--- Start Raw records ---

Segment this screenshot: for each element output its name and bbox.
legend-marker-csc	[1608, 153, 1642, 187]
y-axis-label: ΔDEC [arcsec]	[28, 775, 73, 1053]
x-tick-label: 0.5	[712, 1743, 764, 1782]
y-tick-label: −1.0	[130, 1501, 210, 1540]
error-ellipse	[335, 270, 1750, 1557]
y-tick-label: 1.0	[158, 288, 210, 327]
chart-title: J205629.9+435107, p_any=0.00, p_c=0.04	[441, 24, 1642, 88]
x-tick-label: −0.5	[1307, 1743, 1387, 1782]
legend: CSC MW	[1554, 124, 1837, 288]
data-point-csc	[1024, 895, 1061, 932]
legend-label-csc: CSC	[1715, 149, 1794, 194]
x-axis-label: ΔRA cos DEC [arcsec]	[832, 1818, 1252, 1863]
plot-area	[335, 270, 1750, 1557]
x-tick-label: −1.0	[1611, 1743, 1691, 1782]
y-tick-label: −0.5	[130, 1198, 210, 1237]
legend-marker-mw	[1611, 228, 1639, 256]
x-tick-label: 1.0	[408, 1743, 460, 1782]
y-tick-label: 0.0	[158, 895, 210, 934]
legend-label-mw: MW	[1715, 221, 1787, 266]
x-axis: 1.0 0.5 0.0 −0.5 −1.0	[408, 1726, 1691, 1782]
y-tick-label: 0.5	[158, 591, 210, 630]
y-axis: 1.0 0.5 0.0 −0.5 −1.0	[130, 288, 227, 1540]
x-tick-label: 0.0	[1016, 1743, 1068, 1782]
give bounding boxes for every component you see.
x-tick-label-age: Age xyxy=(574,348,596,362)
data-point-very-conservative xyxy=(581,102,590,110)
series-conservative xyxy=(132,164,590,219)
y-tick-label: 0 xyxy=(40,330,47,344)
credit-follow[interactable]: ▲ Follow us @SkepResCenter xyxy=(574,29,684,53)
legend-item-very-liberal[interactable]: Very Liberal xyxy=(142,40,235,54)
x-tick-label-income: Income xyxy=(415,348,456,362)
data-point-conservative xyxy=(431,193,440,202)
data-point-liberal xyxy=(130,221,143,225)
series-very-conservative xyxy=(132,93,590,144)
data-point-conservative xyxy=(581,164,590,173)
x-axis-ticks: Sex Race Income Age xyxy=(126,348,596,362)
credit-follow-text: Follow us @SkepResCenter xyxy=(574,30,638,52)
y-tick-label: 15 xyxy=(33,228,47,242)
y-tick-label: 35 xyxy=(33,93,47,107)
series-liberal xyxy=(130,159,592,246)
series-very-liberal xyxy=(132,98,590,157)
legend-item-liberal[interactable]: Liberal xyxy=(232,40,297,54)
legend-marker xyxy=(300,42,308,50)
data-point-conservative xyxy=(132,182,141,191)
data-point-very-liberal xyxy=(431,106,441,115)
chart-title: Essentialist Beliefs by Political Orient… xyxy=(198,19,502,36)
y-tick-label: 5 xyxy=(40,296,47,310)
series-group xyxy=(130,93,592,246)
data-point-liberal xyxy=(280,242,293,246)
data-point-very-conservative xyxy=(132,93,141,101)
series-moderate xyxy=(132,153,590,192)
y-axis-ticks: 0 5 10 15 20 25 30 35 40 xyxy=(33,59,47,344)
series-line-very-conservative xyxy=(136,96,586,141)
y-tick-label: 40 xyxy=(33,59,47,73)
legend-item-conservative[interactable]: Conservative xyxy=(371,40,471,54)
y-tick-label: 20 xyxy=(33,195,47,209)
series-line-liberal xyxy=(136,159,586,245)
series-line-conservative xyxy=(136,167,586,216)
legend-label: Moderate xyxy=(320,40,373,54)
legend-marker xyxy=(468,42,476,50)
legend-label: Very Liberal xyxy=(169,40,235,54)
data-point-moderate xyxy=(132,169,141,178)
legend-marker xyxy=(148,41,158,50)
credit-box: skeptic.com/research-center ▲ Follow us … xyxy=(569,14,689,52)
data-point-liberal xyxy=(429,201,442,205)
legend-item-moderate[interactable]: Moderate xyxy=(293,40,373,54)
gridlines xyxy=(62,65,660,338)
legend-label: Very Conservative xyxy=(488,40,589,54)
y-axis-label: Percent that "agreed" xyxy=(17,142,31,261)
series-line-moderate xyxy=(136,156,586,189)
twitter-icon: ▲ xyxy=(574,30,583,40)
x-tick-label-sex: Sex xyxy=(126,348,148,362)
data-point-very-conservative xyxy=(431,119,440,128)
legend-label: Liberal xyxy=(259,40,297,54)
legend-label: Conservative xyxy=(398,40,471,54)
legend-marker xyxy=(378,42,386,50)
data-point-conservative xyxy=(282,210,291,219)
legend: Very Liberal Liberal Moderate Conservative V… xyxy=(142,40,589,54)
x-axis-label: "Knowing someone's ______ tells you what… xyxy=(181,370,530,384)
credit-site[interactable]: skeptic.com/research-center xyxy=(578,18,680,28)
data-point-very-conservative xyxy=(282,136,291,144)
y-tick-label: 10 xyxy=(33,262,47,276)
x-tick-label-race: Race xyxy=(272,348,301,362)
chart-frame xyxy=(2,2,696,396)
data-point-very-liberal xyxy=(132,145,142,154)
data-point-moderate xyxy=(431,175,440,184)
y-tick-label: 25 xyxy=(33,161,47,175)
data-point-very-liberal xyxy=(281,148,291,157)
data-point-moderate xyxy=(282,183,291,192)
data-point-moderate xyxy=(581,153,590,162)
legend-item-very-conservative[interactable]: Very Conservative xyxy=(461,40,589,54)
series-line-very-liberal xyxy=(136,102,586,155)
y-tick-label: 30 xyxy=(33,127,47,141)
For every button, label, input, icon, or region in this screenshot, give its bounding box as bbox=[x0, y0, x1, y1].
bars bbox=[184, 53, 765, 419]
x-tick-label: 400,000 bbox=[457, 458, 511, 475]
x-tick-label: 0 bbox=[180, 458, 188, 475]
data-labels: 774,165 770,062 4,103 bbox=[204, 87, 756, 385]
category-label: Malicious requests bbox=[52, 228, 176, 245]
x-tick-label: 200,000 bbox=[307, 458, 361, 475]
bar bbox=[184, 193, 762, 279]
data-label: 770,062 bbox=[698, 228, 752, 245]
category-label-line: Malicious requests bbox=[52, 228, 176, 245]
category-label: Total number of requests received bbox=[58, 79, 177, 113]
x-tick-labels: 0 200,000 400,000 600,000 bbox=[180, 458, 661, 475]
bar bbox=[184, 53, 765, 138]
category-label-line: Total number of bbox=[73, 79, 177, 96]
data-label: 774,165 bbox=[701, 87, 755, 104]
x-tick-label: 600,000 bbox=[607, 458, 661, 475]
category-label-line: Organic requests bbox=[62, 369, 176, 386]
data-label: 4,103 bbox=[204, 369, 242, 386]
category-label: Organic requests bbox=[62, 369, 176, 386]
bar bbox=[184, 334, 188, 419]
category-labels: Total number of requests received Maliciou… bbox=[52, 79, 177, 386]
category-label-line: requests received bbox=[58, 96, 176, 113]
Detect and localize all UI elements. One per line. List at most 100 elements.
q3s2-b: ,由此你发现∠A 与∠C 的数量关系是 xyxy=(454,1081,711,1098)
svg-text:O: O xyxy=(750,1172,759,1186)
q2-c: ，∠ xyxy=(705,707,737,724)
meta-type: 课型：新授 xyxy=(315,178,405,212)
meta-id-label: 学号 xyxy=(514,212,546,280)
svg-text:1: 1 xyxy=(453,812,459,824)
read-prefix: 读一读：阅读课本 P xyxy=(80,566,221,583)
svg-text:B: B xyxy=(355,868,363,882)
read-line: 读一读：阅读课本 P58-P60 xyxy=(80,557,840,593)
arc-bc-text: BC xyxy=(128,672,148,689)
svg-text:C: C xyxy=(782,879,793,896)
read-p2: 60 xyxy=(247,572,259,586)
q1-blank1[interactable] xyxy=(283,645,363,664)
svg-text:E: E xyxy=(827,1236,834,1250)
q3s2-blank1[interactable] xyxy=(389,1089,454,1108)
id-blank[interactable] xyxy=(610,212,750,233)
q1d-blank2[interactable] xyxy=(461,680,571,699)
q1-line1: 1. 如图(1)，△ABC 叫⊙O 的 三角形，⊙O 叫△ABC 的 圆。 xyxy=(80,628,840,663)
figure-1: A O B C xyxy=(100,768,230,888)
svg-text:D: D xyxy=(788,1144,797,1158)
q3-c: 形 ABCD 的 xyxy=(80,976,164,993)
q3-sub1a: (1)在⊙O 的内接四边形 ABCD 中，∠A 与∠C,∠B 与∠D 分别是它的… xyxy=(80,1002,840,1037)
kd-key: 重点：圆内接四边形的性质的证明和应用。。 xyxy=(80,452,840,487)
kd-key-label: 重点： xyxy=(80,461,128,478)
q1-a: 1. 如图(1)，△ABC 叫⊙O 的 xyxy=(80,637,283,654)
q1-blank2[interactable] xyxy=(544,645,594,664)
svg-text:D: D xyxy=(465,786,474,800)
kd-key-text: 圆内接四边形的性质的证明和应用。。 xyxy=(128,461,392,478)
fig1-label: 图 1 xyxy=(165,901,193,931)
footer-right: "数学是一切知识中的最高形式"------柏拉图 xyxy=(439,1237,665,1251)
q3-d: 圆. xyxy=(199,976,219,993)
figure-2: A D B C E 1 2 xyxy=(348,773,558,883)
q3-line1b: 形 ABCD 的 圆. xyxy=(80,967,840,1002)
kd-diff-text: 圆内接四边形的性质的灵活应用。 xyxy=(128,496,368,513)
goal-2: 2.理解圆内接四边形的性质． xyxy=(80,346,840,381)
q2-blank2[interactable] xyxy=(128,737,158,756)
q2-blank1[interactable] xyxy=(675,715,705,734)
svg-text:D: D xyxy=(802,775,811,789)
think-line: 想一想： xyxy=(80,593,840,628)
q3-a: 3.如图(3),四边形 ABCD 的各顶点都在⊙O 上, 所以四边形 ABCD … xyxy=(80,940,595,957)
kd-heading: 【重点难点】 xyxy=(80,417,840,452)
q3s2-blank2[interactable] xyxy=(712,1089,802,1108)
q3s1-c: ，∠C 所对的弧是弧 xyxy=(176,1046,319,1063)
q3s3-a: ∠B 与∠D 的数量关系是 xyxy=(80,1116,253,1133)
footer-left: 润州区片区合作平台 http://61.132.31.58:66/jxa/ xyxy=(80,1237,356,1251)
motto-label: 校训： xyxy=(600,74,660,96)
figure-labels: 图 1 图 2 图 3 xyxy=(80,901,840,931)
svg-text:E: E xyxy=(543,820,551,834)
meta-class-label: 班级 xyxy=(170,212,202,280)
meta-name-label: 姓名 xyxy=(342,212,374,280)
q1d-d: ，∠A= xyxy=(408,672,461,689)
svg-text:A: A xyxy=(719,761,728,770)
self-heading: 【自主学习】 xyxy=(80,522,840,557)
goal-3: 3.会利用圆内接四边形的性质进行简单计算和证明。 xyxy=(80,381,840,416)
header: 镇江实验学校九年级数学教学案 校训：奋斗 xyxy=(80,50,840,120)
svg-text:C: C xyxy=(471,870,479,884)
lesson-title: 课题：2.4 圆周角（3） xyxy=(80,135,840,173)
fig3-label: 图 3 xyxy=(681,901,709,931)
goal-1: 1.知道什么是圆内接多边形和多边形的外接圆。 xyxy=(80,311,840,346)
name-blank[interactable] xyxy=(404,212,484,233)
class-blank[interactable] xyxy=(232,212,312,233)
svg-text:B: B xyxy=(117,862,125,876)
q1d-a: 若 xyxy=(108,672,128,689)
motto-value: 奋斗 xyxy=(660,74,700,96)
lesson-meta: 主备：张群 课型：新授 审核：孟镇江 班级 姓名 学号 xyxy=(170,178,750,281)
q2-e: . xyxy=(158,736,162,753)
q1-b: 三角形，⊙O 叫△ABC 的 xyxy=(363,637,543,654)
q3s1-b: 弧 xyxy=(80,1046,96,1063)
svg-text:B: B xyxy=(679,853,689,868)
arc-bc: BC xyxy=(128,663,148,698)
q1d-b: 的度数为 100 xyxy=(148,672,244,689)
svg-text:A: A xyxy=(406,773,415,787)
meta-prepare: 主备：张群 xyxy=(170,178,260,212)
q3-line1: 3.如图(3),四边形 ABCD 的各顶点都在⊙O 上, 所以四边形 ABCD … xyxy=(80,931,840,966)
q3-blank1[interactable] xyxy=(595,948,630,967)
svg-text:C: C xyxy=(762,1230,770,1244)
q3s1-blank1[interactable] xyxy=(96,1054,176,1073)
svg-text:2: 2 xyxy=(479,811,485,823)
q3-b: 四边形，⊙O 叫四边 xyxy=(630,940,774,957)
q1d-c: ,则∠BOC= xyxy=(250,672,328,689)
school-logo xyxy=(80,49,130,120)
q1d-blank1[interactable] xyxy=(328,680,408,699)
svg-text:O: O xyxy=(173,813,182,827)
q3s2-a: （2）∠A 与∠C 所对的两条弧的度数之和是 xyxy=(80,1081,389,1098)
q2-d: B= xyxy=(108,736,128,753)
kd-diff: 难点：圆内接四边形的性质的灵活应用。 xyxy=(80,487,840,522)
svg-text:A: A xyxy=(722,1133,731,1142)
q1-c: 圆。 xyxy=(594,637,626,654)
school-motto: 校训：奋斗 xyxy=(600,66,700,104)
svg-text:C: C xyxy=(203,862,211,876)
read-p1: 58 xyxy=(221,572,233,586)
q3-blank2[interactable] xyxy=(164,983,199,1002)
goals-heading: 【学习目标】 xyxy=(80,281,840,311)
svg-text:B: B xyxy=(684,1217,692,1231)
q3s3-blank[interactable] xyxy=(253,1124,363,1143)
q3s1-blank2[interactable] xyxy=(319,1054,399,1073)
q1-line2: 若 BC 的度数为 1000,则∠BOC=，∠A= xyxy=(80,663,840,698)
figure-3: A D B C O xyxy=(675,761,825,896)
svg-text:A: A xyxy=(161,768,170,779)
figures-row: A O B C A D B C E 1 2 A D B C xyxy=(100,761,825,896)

--- End Raw records ---

Given problem » Copy the entries above word for word, from the very first line up to and including the line that contains "24, 1642, 88]".

Task output »
Segment this screenshot: for each element output its name and bbox.
legend-marker-csc	[1608, 153, 1642, 187]
y-axis-label: ΔDEC [arcsec]	[28, 775, 73, 1053]
x-tick-label: 0.5	[712, 1743, 764, 1782]
y-tick-label: −1.0	[130, 1501, 210, 1540]
error-ellipse	[335, 270, 1750, 1557]
y-tick-label: 1.0	[158, 288, 210, 327]
chart-title: J205629.9+435107, p_any=0.00, p_c=0.04	[441, 24, 1642, 88]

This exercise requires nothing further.